Vorliegender Text:
_____

Doch es liegt dem „Walk of Care“ nicht nur dar­an, Ärzt:innen für ihren Blick auf die Pflege zu sen­si­bi­li­sie­ren. Auch inner­halb der Gesellschaft, so Jascha, hät­ten Pflegende noch mit einer ver­al­te­ten Vorstellung von ihrem Beruf zu kämp­fen. Dieses Bild der „sich auf­op­fern­den Krankenschwester“ ist für ihn nicht mehr zeit­ge­mäß und sehr anti­eman­zi­pa­to­risch. Zudem müss­ten häu­fig Mediziner:innen für die Belange der Pflege ein­tre­ten, auch wenn sie gar nicht betrof­fen wären. „Wir arbei­ten eng mit Ärzt:innen zusam­men, gar kei­ne Frage, aber wir sind längst nicht mehr die Handlanger der ‚Götter in Weiß‘, wie es oft dar­ge­stellt wird“, hebt Jascha her­vor. Die Pflege sei eine selbst­stän­di­ge Profession, mit eige­ner Wissenschaft und eige­nem Berufsethos. Letztendlich lit­ten ja nicht nur die Pflegenden, son­dern vor allem die Patient:innen unter den Defiziten in der Pflege. So gehe der Appell, sich hin­ter die Pflegenden zu stel­len, sowohl an die Politik und Arbeitgeberverbände als auch an die gesam­te Gesellschaft. 

Schließlich rich­te sich der Aufruf auch an die Pflegenden selbst, sagt Jascha. Die Verbesserungen wür­den von allei­ne nicht ein­tre­ten. Daher sei es wich­tig, sich zu soli­da­ri­sie­ren und sich eine Stimme zu geben. Weiterhin möch­te der „Walk of Care“ Pflegenden Mut machen, gemein­sam ihren Berufsstolz zu zei­gen. Denn es gäbe kaum Pflegende, die nicht für ihren Beruf bren­nen. „Wir haben eigent­lich alle die­sel­ben Ideale“, bemerkt Jascha, „wir wol­len eine men­schen­wür­di­ge Versorgung haben, wir wol­len mit Menschen arbei­ten und ihnen Gutes tun“. Diese Ideale gerie­ten nur lei­der unter den Bedingungen des Berufsalltags in den Hintergrund. Deshalb sei es so wich­tig, das defi­zi­tä­re Bild der Pflege grund­le­gend zu ändern – und dazu gehö­re, stolz dar­auf zu sein, was man tut. 

Wie geht es weiter? 

Trotz des anhal­ten­den Regens sind vie­le Besucher:innen hart­nä­ckig, applau­die­ren und tan­zen. Über mehr als drei Stunden erstreckt sich die Veranstaltung. Doch lang­sam stellt sich die Frage, wo sich der „Walk of Care Halle“ in Zukunft sieht.

_____

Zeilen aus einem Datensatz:

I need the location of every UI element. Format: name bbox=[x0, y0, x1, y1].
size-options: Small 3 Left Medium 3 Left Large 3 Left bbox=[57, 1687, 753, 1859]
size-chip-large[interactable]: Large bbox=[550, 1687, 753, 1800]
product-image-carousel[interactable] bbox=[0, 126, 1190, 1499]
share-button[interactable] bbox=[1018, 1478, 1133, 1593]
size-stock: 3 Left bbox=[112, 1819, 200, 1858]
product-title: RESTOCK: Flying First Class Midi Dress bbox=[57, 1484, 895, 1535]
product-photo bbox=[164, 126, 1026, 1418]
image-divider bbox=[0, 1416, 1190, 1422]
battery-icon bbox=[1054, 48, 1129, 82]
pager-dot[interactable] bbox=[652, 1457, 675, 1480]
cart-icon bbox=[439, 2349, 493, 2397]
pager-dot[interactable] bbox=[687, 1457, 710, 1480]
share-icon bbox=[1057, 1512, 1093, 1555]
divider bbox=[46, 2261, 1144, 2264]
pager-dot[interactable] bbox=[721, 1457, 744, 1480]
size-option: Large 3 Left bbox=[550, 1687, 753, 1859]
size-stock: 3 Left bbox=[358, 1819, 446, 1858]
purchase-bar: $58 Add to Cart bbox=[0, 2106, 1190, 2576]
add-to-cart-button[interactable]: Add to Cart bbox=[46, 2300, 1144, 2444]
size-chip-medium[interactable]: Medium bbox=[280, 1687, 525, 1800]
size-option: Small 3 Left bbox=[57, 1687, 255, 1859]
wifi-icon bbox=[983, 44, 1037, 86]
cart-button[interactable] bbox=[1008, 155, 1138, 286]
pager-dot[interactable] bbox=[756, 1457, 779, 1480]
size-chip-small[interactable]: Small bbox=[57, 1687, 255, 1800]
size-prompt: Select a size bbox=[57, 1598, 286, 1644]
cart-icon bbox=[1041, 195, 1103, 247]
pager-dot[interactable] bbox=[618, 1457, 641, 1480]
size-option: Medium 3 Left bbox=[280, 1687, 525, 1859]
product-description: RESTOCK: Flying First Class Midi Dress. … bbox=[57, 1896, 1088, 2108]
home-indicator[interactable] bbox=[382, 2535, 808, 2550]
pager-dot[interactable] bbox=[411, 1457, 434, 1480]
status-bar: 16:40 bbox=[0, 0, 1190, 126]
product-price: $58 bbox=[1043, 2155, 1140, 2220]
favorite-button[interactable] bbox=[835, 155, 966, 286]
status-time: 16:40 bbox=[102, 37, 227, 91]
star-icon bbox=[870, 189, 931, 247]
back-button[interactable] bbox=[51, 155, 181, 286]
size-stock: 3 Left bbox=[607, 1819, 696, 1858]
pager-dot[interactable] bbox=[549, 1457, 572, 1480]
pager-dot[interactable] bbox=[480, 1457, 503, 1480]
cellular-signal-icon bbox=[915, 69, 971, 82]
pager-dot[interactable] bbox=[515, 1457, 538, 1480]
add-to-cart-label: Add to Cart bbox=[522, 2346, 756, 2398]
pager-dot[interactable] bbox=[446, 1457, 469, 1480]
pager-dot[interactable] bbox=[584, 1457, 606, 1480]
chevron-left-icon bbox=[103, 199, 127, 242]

_____

Aufgaben:
(1) Fasse den Absatz des vorliegenden Textes, der mit „Schließlich richte sich der Aufruf“ beginnt, als knappe Stichpunktliste zusammen und behalte dabei seine wesentlichen Aussagen bei.
(2) Nenne alle Adressaten, an die sich laut dem vorliegenden Text der Appell beziehungsweise Aufruf richtet.
Die Zeilen stammen aus einer anderen Quelle als der Text.

Lösungen:
(1)
- Laut Jascha richtet sich der Aufruf auch an die Pflegenden selbst.
- Verbesserungen treten nicht von allein ein. Deshalb sollen sich die Pflegenden solidarisieren und sich eine Stimme geben.
- Der „Walk of Care“ will Pflegenden Mut machen, gemeinsam ihren Berufsstolz zu zeigen.
- Kaum eine Pflegekraft brennt nicht für ihren Beruf.
- Alle teilen dieselben Ideale: eine menschenwürdige Versorgung, die Arbeit mit Menschen und der Wunsch, ihnen Gutes zu tun.
- Unter den Bedingungen des Berufsalltags geraten diese Ideale in den Hintergrund.
- Das defizitäre Bild der Pflege muss daher grundlegend geändert werden. Dazu gehört, stolz auf die eigene Arbeit zu sein.

(2)
- die Politik
- die Arbeitgeberverbände
- die gesamte Gesellschaft
- die Pflegenden selbst